#### STATED GOAL:
Find how many lines in the material contain "клавиши"; your answer should be that number alone.

BEGIN DATA TO PROCESS

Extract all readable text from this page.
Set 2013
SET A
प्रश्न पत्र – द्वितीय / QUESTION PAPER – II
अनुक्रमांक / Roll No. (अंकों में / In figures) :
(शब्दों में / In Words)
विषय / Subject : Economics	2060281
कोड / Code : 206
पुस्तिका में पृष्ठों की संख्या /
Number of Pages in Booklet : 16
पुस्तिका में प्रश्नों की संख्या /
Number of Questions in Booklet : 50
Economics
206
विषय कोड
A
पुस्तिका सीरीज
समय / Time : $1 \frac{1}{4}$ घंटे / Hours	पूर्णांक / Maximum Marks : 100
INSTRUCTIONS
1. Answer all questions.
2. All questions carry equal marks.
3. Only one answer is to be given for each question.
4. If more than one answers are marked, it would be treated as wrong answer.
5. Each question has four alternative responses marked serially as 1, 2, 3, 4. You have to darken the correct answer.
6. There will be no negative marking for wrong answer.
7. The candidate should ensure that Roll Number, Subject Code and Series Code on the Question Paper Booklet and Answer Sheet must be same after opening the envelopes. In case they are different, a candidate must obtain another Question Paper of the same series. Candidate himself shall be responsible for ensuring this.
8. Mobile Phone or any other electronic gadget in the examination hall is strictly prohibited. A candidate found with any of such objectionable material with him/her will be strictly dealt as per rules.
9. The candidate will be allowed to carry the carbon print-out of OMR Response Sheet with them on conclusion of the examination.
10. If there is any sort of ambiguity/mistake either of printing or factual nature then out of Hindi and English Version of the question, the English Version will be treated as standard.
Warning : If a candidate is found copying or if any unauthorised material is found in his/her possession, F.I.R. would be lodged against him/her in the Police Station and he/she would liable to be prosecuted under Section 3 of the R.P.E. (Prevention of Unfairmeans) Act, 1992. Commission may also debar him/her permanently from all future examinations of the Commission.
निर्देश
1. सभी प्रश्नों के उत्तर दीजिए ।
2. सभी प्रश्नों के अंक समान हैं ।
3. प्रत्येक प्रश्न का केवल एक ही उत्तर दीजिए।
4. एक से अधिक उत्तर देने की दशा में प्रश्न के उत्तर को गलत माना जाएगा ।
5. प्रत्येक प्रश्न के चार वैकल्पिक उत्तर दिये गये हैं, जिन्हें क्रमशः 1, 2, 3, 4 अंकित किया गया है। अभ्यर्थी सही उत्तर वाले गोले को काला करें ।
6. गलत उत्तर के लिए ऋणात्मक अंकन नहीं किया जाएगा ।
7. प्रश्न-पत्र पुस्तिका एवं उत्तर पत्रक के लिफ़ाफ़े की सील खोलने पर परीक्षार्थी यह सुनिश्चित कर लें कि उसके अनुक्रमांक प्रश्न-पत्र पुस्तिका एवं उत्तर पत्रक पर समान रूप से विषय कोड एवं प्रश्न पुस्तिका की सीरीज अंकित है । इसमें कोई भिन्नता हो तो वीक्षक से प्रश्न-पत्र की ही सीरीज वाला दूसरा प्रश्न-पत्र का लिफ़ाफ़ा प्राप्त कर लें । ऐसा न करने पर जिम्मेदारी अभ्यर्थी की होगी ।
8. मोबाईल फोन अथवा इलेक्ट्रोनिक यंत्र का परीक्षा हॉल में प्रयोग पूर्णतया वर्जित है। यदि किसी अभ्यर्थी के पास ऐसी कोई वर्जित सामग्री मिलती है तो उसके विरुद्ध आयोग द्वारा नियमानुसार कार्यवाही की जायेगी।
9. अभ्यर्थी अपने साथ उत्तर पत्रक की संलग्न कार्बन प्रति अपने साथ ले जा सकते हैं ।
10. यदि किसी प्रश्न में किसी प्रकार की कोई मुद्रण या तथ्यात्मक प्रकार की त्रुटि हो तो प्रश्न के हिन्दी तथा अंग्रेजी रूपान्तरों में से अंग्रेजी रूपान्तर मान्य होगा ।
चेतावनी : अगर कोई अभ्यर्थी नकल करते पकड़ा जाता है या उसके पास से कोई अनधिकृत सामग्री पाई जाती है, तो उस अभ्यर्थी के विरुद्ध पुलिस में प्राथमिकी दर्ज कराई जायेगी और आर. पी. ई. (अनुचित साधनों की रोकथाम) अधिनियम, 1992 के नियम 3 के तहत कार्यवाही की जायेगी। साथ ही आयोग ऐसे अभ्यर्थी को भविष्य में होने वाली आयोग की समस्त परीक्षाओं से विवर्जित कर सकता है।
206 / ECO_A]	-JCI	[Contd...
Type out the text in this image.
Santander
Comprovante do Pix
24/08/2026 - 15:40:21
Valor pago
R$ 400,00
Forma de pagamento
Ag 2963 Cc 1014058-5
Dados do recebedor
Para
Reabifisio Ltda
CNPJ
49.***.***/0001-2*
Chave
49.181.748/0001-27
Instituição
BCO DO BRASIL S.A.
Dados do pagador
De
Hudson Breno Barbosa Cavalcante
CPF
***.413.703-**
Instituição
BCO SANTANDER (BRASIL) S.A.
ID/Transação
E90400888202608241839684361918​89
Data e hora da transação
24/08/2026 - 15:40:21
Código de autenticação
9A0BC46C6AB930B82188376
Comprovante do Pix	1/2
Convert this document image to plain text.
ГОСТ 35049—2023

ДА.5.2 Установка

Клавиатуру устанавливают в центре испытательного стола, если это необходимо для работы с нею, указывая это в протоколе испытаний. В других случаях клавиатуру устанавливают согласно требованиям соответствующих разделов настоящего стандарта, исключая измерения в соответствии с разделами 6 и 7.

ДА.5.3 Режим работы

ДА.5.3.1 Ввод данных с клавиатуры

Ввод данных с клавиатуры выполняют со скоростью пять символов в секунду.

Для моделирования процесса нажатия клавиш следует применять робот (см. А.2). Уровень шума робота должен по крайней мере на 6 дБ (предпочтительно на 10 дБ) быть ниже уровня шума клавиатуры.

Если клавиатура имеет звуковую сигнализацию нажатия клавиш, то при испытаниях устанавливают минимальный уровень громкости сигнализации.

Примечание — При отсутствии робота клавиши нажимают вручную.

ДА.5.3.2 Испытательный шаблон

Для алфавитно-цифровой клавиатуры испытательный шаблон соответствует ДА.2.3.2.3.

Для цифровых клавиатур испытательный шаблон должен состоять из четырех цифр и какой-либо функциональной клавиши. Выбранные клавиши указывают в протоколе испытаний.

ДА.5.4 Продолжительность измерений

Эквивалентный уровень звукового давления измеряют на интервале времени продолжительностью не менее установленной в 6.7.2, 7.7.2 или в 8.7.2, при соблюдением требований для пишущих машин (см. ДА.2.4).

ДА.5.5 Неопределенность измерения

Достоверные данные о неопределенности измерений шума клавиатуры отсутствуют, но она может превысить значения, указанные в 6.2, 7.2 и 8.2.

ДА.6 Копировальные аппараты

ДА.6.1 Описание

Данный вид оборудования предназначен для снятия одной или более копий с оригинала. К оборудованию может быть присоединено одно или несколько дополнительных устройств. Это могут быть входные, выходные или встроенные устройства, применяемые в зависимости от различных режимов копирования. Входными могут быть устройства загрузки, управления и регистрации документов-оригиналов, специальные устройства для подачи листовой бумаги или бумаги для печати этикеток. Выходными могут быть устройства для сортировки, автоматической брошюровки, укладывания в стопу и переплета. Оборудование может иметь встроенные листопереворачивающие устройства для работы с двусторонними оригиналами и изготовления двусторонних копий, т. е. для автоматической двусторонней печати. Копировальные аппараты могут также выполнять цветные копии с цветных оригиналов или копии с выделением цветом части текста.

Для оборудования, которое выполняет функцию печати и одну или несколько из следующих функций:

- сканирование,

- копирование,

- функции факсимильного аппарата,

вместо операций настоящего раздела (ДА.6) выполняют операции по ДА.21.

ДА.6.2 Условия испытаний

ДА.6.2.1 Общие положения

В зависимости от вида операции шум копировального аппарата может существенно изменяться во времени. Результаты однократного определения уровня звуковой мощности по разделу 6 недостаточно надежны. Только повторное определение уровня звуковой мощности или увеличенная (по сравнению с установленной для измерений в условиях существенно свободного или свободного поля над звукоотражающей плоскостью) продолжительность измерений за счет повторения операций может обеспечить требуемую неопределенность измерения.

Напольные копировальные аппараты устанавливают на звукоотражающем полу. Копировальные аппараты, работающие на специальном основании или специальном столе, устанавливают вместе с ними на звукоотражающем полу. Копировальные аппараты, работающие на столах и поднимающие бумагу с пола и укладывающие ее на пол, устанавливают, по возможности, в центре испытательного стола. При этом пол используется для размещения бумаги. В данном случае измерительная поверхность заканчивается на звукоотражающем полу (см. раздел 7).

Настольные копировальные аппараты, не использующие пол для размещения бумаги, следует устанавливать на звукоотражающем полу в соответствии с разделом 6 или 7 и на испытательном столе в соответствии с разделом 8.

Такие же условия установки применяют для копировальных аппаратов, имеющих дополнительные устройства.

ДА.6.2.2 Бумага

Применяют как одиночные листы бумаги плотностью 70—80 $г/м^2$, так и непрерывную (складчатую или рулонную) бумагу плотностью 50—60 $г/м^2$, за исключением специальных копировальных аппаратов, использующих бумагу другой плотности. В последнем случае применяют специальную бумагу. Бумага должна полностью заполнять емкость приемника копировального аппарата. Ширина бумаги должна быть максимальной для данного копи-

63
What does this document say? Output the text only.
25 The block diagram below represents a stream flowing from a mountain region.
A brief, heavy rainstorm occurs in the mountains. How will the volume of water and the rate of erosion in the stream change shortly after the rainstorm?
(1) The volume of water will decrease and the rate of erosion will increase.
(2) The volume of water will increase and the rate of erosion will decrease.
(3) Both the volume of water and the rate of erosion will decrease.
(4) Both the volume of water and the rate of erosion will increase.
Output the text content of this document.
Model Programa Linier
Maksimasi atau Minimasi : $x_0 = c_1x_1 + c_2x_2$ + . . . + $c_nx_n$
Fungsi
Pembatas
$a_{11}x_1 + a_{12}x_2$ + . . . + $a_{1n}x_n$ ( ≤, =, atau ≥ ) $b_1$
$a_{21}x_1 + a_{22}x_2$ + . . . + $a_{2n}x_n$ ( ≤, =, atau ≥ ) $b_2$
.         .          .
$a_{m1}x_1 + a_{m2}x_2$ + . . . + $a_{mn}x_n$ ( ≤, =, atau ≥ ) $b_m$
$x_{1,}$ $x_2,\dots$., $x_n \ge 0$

END DATA TO PROCESS

#### SOLUTION TO THIS EXERCISE:
2